----- READING TEXT

MK Ofer Shelah (Yesh Atid) said on Tuesday that he hesitantly supports the long-term ceasefire in Gaza.
"Israel's real test starts now,” said Shelah, who called for Israel to turn the ceasefire into a long-term arrangement.
“The fighting of the soldiers and the resolve of the people of the south allowed us to strike Hamas, but the real goal - a long-term quiet on the Gaza front and preventing Hamas from building up its weapons - will be achieved only if we succeed in the diplomatic opportunity to make a long-term arrangement," he said.
"Cooperation with the relevant factors in the area, under international auspices, can lead to both this arrangement and the resumption of negotiations with the Palestinian Authority. This is a test, and the prime minister must not shy away from it,” said Shelah.
The comments came amid reports that roughly half the cabinet was opposed to Prime Minister Binyamin Netanyahu's decision to agree to an open-ended ceasefire with Hamas - but the decision was passed unilaterally by the PM anyway.
Government sources told Walla! news on Tuesday evening that a legal technicality meant the Prime Minister did not need to gain the approval of his cabinet to accept the ceasefire on Israel's behalf - but that had he done so, it is uncertain it would have passed due to the extent of opposition to it.
Under the agreement, there will be an immediate easing of restrictions on the two main crossings between Israel and Gaza to allow in aid and reconstruction supplies.
Significantly, construction materials needed to repair the water network, electricity grid and mobile phone networks will be allowed in along with humanitarian aid, food and medical supplies. It should be noted that Israel continued supplying humanitarian goods throughout most of Operation Protective Edge.
As for the Gaza fishing zone, restrictions will be lifted immediately to extend the zone to six nautical miles from the shore, to be extended later to 12 miles. Over the past eight years, Israel has set a six-nautical-mile limit for Gaza's fishermen when tensions were lower, restricting it to three miles when hostilities have escalated.
Shelah has long been a supporter of a peace agreement with the Palestinian Authority (PA). On Monday, he described PA Chairman Mahmoud Abbas as a “rival”, in response to Abbas’s threat to turn to the international community to set a deadline for Israel to withdraw back to the pre-1967 borders.
At the same time he reiterated his support for a withdrawal to the pre-1967 borders with land swaps, though he stressed that this cannot be imposed on Israel.

----------
----- DATASET CONTENT

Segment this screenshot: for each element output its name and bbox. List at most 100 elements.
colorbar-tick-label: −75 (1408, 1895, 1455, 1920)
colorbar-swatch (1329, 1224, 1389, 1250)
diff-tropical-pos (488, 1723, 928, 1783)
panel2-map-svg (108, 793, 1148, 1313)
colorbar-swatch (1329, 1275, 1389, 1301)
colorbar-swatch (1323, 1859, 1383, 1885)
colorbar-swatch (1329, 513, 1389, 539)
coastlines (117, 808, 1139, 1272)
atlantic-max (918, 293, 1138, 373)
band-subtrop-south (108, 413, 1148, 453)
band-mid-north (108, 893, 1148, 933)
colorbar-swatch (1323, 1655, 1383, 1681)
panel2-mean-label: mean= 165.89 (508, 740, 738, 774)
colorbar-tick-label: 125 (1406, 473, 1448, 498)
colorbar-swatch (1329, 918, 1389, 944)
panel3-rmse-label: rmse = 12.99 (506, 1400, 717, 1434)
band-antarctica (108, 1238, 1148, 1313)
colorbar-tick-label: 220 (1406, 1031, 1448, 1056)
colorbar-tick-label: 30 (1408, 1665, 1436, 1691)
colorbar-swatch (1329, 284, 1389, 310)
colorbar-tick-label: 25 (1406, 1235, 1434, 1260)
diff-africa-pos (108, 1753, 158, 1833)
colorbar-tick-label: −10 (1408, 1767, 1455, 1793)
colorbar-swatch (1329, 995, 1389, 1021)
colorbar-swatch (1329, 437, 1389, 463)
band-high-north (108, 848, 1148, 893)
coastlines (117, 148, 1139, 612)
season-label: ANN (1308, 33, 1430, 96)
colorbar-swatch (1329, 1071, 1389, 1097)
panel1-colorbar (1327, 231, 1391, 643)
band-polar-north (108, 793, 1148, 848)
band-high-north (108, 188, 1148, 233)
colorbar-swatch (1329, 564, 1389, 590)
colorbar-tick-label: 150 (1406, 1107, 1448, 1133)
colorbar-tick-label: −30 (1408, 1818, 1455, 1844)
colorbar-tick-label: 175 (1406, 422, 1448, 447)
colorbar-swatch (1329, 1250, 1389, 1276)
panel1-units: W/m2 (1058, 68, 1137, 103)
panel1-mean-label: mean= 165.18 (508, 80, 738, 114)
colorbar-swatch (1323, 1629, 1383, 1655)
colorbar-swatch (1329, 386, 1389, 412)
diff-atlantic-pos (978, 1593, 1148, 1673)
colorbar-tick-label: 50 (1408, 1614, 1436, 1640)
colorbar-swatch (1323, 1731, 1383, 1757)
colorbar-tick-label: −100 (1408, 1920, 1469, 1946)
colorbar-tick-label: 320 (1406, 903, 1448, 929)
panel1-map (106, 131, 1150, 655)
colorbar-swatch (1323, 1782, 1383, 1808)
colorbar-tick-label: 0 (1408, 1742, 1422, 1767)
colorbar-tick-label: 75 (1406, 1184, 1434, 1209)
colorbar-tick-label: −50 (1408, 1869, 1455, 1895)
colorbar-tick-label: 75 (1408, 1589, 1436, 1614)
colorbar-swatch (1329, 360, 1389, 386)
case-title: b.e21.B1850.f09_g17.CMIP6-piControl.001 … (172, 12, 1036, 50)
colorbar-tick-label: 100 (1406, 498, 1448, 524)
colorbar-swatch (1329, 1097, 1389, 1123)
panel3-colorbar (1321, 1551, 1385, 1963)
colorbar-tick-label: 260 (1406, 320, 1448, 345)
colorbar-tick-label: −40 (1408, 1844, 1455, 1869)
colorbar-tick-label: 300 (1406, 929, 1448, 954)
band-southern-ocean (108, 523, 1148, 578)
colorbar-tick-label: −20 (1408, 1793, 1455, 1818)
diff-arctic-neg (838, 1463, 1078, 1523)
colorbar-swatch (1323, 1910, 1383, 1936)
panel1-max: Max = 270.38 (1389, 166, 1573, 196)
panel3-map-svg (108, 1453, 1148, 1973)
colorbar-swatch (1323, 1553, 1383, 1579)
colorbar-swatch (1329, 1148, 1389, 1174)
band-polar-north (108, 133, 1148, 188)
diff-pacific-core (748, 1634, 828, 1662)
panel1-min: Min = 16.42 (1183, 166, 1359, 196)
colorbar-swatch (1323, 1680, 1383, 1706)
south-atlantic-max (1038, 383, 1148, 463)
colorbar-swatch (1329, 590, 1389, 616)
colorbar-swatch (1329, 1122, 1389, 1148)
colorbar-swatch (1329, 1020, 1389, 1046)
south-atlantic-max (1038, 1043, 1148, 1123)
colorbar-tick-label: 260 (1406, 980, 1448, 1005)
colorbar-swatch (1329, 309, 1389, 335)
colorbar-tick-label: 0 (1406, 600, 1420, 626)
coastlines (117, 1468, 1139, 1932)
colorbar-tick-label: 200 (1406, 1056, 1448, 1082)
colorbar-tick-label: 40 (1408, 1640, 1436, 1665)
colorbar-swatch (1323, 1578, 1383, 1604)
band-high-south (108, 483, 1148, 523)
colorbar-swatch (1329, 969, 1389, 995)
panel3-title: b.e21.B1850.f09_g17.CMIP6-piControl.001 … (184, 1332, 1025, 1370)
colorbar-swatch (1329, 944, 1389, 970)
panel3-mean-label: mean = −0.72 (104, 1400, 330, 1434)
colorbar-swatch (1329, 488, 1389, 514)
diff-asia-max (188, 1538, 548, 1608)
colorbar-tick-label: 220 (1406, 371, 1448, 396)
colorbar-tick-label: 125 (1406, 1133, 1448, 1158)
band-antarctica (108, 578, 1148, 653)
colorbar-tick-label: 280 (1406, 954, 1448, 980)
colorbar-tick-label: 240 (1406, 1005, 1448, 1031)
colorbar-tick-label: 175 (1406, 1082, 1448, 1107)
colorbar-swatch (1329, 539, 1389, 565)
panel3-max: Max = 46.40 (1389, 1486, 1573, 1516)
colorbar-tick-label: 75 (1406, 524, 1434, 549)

----------

> _TRY IT_
According to the article on the Gaza ceasefire, how far from shore will the Gaza fishing zone be extended immediately under the agreement? The material comes from a source unrelated to the article on the Gaza ceasefire.

> _RESULT OF THE EXERCISE_
Six nautical miles.